(Work required):
What number of lines hold the word "JSON"? State that number and nothing besides.

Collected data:
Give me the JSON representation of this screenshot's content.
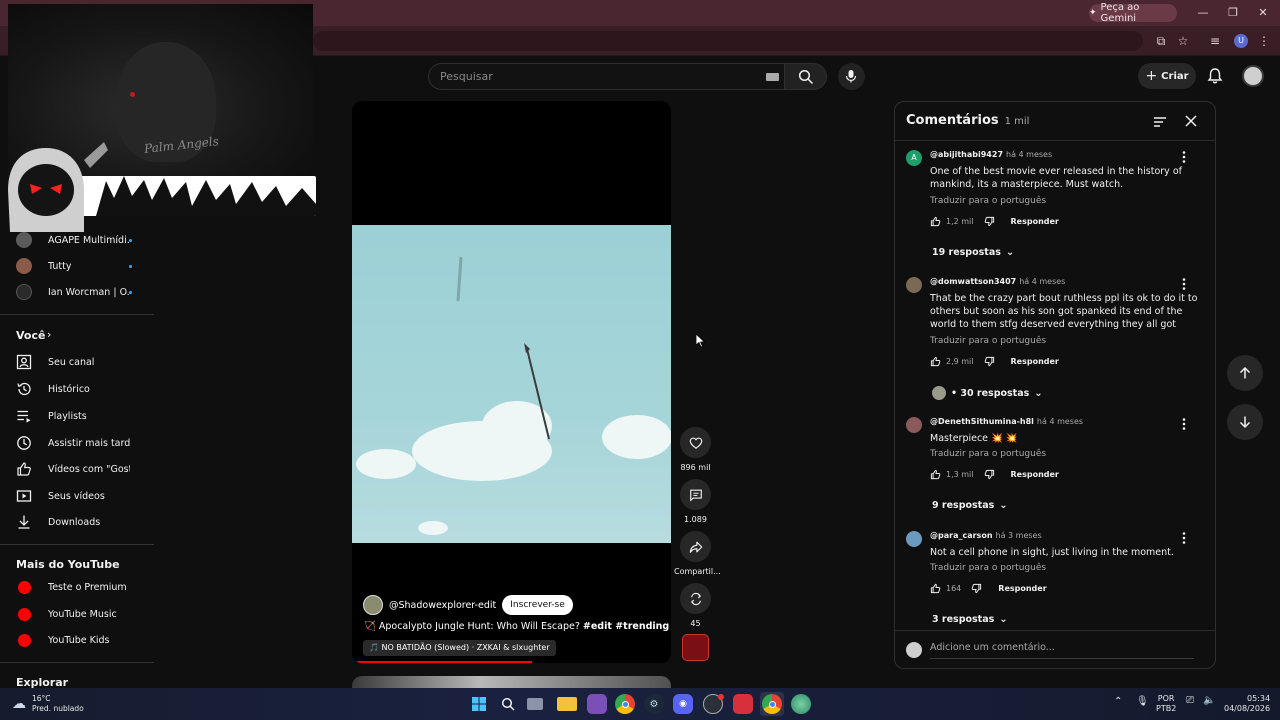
{
  "browser": {
    "gemini_button": "Peça ao Gemini",
    "profile_initial": "U"
  },
  "webcam": {
    "shirt_text": "Palm Angels"
  },
  "header": {
    "search_placeholder": "Pesquisar",
    "create_label": "Criar"
  },
  "sidebar": {
    "subscriptions": [
      {
        "name": "ÁGAPE Multimídi...",
        "avatar_color": "#5a5a5a"
      },
      {
        "name": "Tutty",
        "avatar_color": "#8a5a4a"
      },
      {
        "name": "Ian Worcman | O...",
        "avatar_color": "#2a2a2a"
      }
    ],
    "you_section": {
      "title": "Você",
      "items": [
        {
          "label": "Seu canal",
          "icon": "account-box-icon"
        },
        {
          "label": "Histórico",
          "icon": "history-icon"
        },
        {
          "label": "Playlists",
          "icon": "playlists-icon"
        },
        {
          "label": "Assistir mais tarde",
          "icon": "watch-later-icon"
        },
        {
          "label": "Vídeos com \"Gostei\"",
          "icon": "thumb-up-icon"
        },
        {
          "label": "Seus vídeos",
          "icon": "your-videos-icon"
        },
        {
          "label": "Downloads",
          "icon": "download-icon"
        }
      ]
    },
    "more_section": {
      "title": "Mais do YouTube",
      "items": [
        {
          "label": "Teste o Premium p..."
        },
        {
          "label": "YouTube Music"
        },
        {
          "label": "YouTube Kids"
        }
      ]
    },
    "explore_title": "Explorar"
  },
  "short": {
    "channel": "@Shadowexplorer-edit",
    "subscribe_label": "Inscrever-se",
    "title_prefix": "🏹 Apocalypto Jungle Hunt: Who Will Escape?",
    "hashtags": "#edit #trending",
    "music": "🎵 NO BATIDÃO (Slowed) · ZXKAI & slxughter"
  },
  "actions": {
    "likes": "896 mil",
    "comments": "1.089",
    "share": "Compartil...",
    "remix": "45"
  },
  "comments_panel": {
    "title": "Comentários",
    "count": "1 mil",
    "translate_label": "Traduzir para o português",
    "reply_label": "Responder",
    "add_placeholder": "Adicione um comentário...",
    "items": [
      {
        "author": "@abijithabi9427",
        "time": "há 4 meses",
        "avatar_letter": "A",
        "avatar_color": "#1e9e6a",
        "text": "One of the best movie ever released in the history of mankind, its a masterpiece. Must watch.",
        "likes": "1,2 mil",
        "replies": "19 respostas"
      },
      {
        "author": "@domwattson3407",
        "time": "há 4 meses",
        "avatar_letter": "",
        "avatar_color": "#7a6a55",
        "text": "That be the crazy part bout ruthless ppl its ok to do it to others but soon as his son got spanked its end of the world to them stfg deserved everything they all got",
        "likes": "2,9 mil",
        "replies": "• 30 respostas"
      },
      {
        "author": "@DenethSithumina-h8l",
        "time": "há 4 meses",
        "avatar_letter": "",
        "avatar_color": "#8a5a5a",
        "text": "Masterpiece 💥 💥",
        "likes": "1,3 mil",
        "replies": "9 respostas"
      },
      {
        "author": "@para_carson",
        "time": "há 3 meses",
        "avatar_letter": "",
        "avatar_color": "#6a9ac0",
        "text": "Not a cell phone in sight, just living in the moment.",
        "likes": "164",
        "replies": "3 respostas"
      }
    ]
  },
  "taskbar": {
    "weather_temp": "16°C",
    "weather_desc": "Pred. nublado",
    "lang_top": "POR",
    "lang_bottom": "PTB2",
    "time": "05:34",
    "date": "04/08/2026"
  },
  "colors": {
    "accent_red": "#ff0000",
    "link_blue": "#3ea6ff",
    "chrome_tab": "#4a2630"
  }
}
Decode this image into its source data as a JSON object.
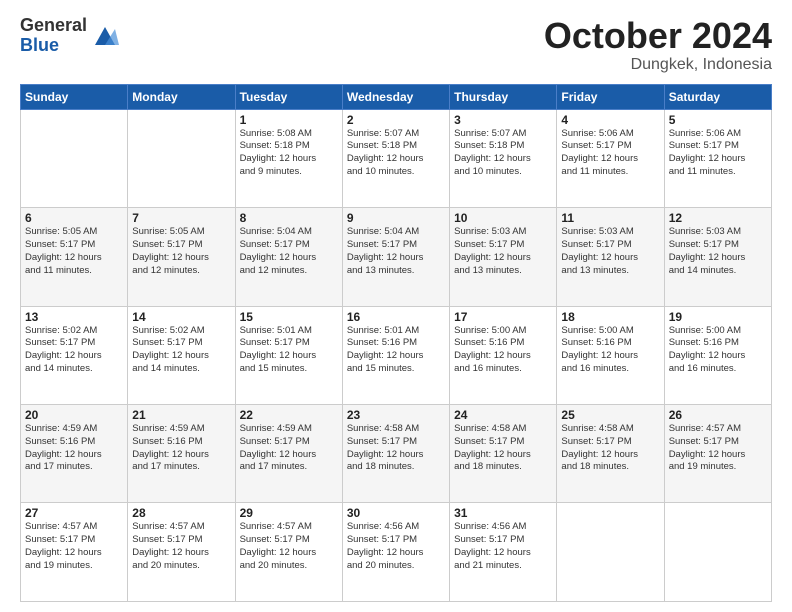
{
  "header": {
    "logo_general": "General",
    "logo_blue": "Blue",
    "month_title": "October 2024",
    "location": "Dungkek, Indonesia"
  },
  "weekdays": [
    "Sunday",
    "Monday",
    "Tuesday",
    "Wednesday",
    "Thursday",
    "Friday",
    "Saturday"
  ],
  "weeks": [
    [
      {
        "day": "",
        "info": ""
      },
      {
        "day": "",
        "info": ""
      },
      {
        "day": "1",
        "info": "Sunrise: 5:08 AM\nSunset: 5:18 PM\nDaylight: 12 hours\nand 9 minutes."
      },
      {
        "day": "2",
        "info": "Sunrise: 5:07 AM\nSunset: 5:18 PM\nDaylight: 12 hours\nand 10 minutes."
      },
      {
        "day": "3",
        "info": "Sunrise: 5:07 AM\nSunset: 5:18 PM\nDaylight: 12 hours\nand 10 minutes."
      },
      {
        "day": "4",
        "info": "Sunrise: 5:06 AM\nSunset: 5:17 PM\nDaylight: 12 hours\nand 11 minutes."
      },
      {
        "day": "5",
        "info": "Sunrise: 5:06 AM\nSunset: 5:17 PM\nDaylight: 12 hours\nand 11 minutes."
      }
    ],
    [
      {
        "day": "6",
        "info": "Sunrise: 5:05 AM\nSunset: 5:17 PM\nDaylight: 12 hours\nand 11 minutes."
      },
      {
        "day": "7",
        "info": "Sunrise: 5:05 AM\nSunset: 5:17 PM\nDaylight: 12 hours\nand 12 minutes."
      },
      {
        "day": "8",
        "info": "Sunrise: 5:04 AM\nSunset: 5:17 PM\nDaylight: 12 hours\nand 12 minutes."
      },
      {
        "day": "9",
        "info": "Sunrise: 5:04 AM\nSunset: 5:17 PM\nDaylight: 12 hours\nand 13 minutes."
      },
      {
        "day": "10",
        "info": "Sunrise: 5:03 AM\nSunset: 5:17 PM\nDaylight: 12 hours\nand 13 minutes."
      },
      {
        "day": "11",
        "info": "Sunrise: 5:03 AM\nSunset: 5:17 PM\nDaylight: 12 hours\nand 13 minutes."
      },
      {
        "day": "12",
        "info": "Sunrise: 5:03 AM\nSunset: 5:17 PM\nDaylight: 12 hours\nand 14 minutes."
      }
    ],
    [
      {
        "day": "13",
        "info": "Sunrise: 5:02 AM\nSunset: 5:17 PM\nDaylight: 12 hours\nand 14 minutes."
      },
      {
        "day": "14",
        "info": "Sunrise: 5:02 AM\nSunset: 5:17 PM\nDaylight: 12 hours\nand 14 minutes."
      },
      {
        "day": "15",
        "info": "Sunrise: 5:01 AM\nSunset: 5:17 PM\nDaylight: 12 hours\nand 15 minutes."
      },
      {
        "day": "16",
        "info": "Sunrise: 5:01 AM\nSunset: 5:16 PM\nDaylight: 12 hours\nand 15 minutes."
      },
      {
        "day": "17",
        "info": "Sunrise: 5:00 AM\nSunset: 5:16 PM\nDaylight: 12 hours\nand 16 minutes."
      },
      {
        "day": "18",
        "info": "Sunrise: 5:00 AM\nSunset: 5:16 PM\nDaylight: 12 hours\nand 16 minutes."
      },
      {
        "day": "19",
        "info": "Sunrise: 5:00 AM\nSunset: 5:16 PM\nDaylight: 12 hours\nand 16 minutes."
      }
    ],
    [
      {
        "day": "20",
        "info": "Sunrise: 4:59 AM\nSunset: 5:16 PM\nDaylight: 12 hours\nand 17 minutes."
      },
      {
        "day": "21",
        "info": "Sunrise: 4:59 AM\nSunset: 5:16 PM\nDaylight: 12 hours\nand 17 minutes."
      },
      {
        "day": "22",
        "info": "Sunrise: 4:59 AM\nSunset: 5:17 PM\nDaylight: 12 hours\nand 17 minutes."
      },
      {
        "day": "23",
        "info": "Sunrise: 4:58 AM\nSunset: 5:17 PM\nDaylight: 12 hours\nand 18 minutes."
      },
      {
        "day": "24",
        "info": "Sunrise: 4:58 AM\nSunset: 5:17 PM\nDaylight: 12 hours\nand 18 minutes."
      },
      {
        "day": "25",
        "info": "Sunrise: 4:58 AM\nSunset: 5:17 PM\nDaylight: 12 hours\nand 18 minutes."
      },
      {
        "day": "26",
        "info": "Sunrise: 4:57 AM\nSunset: 5:17 PM\nDaylight: 12 hours\nand 19 minutes."
      }
    ],
    [
      {
        "day": "27",
        "info": "Sunrise: 4:57 AM\nSunset: 5:17 PM\nDaylight: 12 hours\nand 19 minutes."
      },
      {
        "day": "28",
        "info": "Sunrise: 4:57 AM\nSunset: 5:17 PM\nDaylight: 12 hours\nand 20 minutes."
      },
      {
        "day": "29",
        "info": "Sunrise: 4:57 AM\nSunset: 5:17 PM\nDaylight: 12 hours\nand 20 minutes."
      },
      {
        "day": "30",
        "info": "Sunrise: 4:56 AM\nSunset: 5:17 PM\nDaylight: 12 hours\nand 20 minutes."
      },
      {
        "day": "31",
        "info": "Sunrise: 4:56 AM\nSunset: 5:17 PM\nDaylight: 12 hours\nand 21 minutes."
      },
      {
        "day": "",
        "info": ""
      },
      {
        "day": "",
        "info": ""
      }
    ]
  ]
}
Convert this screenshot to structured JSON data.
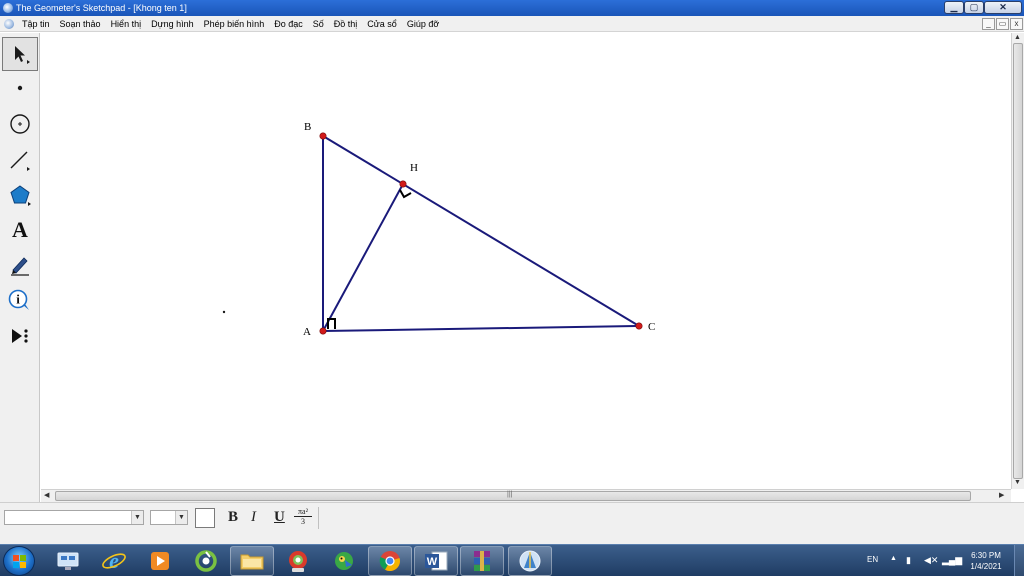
{
  "window": {
    "title": "The Geometer's Sketchpad - [Khong ten 1]",
    "controls": {
      "minimize": "▁",
      "maximize": "▢",
      "close": "✕"
    }
  },
  "menu": {
    "items": [
      "Tập tin",
      "Soạn thảo",
      "Hiển thị",
      "Dựng hình",
      "Phép biến hình",
      "Đo đạc",
      "Số",
      "Đồ thị",
      "Cửa sổ",
      "Giúp đỡ"
    ],
    "doc_controls": {
      "minimize": "_",
      "restore": "▭",
      "close": "x"
    }
  },
  "toolbox": {
    "tools": [
      {
        "name": "selection-arrow-tool",
        "icon": "arrow-icon",
        "active": true
      },
      {
        "name": "point-tool",
        "icon": "point-icon"
      },
      {
        "name": "compass-tool",
        "icon": "circle-icon"
      },
      {
        "name": "straightedge-tool",
        "icon": "line-icon"
      },
      {
        "name": "polygon-tool",
        "icon": "pentagon-icon"
      },
      {
        "name": "text-tool",
        "icon": "text-a-icon",
        "glyph": "A"
      },
      {
        "name": "marker-tool",
        "icon": "pen-icon"
      },
      {
        "name": "information-tool",
        "icon": "info-icon",
        "glyph": "i"
      },
      {
        "name": "custom-tool",
        "icon": "play-more-icon"
      }
    ]
  },
  "sketch": {
    "points": {
      "A": {
        "label": "A"
      },
      "B": {
        "label": "B"
      },
      "C": {
        "label": "C"
      },
      "H": {
        "label": "H"
      }
    },
    "colors": {
      "segment": "#1a1a7a",
      "point": "#d11a1a",
      "right_angle_mark": "#000000"
    }
  },
  "textbar": {
    "font_value": "",
    "size_value": "",
    "bold": "B",
    "italic": "I",
    "underline": "U",
    "math_format_top": "πa²",
    "math_format_bottom": "3"
  },
  "taskbar": {
    "apps": [
      {
        "name": "remote-desktop",
        "icon": "monitor-icon",
        "open": false
      },
      {
        "name": "internet-explorer",
        "icon": "ie-icon",
        "open": false
      },
      {
        "name": "media-player",
        "icon": "media-icon",
        "open": false
      },
      {
        "name": "green-app",
        "icon": "green-swirl-icon",
        "open": false
      },
      {
        "name": "file-explorer",
        "icon": "folder-icon",
        "open": true
      },
      {
        "name": "coccoc-browser",
        "icon": "browser-icon",
        "open": false
      },
      {
        "name": "parrot-app",
        "icon": "parrot-icon",
        "open": false
      },
      {
        "name": "chrome",
        "icon": "chrome-icon",
        "open": true
      },
      {
        "name": "word",
        "icon": "word-icon",
        "open": true
      },
      {
        "name": "winrar",
        "icon": "winrar-icon",
        "open": true
      },
      {
        "name": "geometers-sketchpad",
        "icon": "sketchpad-icon",
        "open": true
      }
    ],
    "tray": {
      "language": "EN",
      "time": "6:30 PM",
      "date": "1/4/2021"
    }
  }
}
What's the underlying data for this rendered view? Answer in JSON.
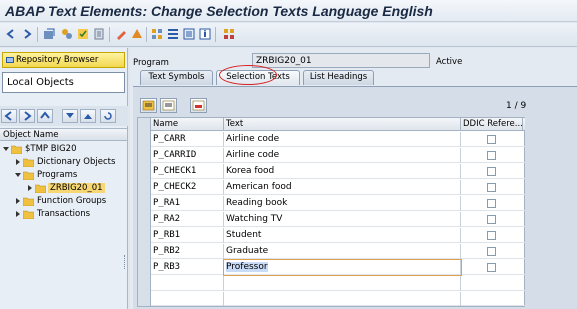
{
  "window": {
    "title": "ABAP Text Elements: Change Selection Texts Language English"
  },
  "toolbar": {
    "icons": [
      "back-icon",
      "forward-icon",
      "other-object-icon",
      "display-change-icon",
      "check-icon",
      "activate-icon",
      "edit-icon",
      "where-used-icon",
      "object-list-icon",
      "hierarchy-icon",
      "navigation-icon",
      "info-icon",
      "screen-icon",
      "transport-icon"
    ]
  },
  "navigator": {
    "repository_button": "Repository Browser",
    "object_type": "Local Objects",
    "column_header": "Object Name",
    "tree": [
      {
        "label": "$TMP BIG20",
        "level": 0,
        "expanded": true
      },
      {
        "label": "Dictionary Objects",
        "level": 1,
        "expanded": false
      },
      {
        "label": "Programs",
        "level": 1,
        "expanded": true
      },
      {
        "label": "ZRBIG20_01",
        "level": 2,
        "expanded": false,
        "selected": true
      },
      {
        "label": "Function Groups",
        "level": 1,
        "expanded": false
      },
      {
        "label": "Transactions",
        "level": 1,
        "expanded": false
      }
    ]
  },
  "editor": {
    "program_label": "Program",
    "program_name": "ZRBIG20_01",
    "status": "Active",
    "tabs": [
      {
        "label": "Text Symbols",
        "active": false
      },
      {
        "label": "Selection Texts",
        "active": true
      },
      {
        "label": "List Headings",
        "active": false
      }
    ],
    "page_indicator": "1 / 9",
    "columns": [
      "Name",
      "Text",
      "DDIC Refere..."
    ],
    "rows": [
      {
        "name": "P_CARR",
        "text": "Airline code",
        "ddic": false
      },
      {
        "name": "P_CARRID",
        "text": "Airline code",
        "ddic": false
      },
      {
        "name": "P_CHECK1",
        "text": "Korea food",
        "ddic": false
      },
      {
        "name": "P_CHECK2",
        "text": "American food",
        "ddic": false
      },
      {
        "name": "P_RA1",
        "text": "Reading book",
        "ddic": false
      },
      {
        "name": "P_RA2",
        "text": "Watching TV",
        "ddic": false
      },
      {
        "name": "P_RB1",
        "text": "Student",
        "ddic": false
      },
      {
        "name": "P_RB2",
        "text": "Graduate",
        "ddic": false
      },
      {
        "name": "P_RB3",
        "text": "Professor",
        "ddic": false
      }
    ]
  },
  "colors": {
    "accent_yellow": "#f2d850",
    "highlight_circle": "#d82020",
    "selection_blue": "#c9dcf7"
  }
}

(The response):
4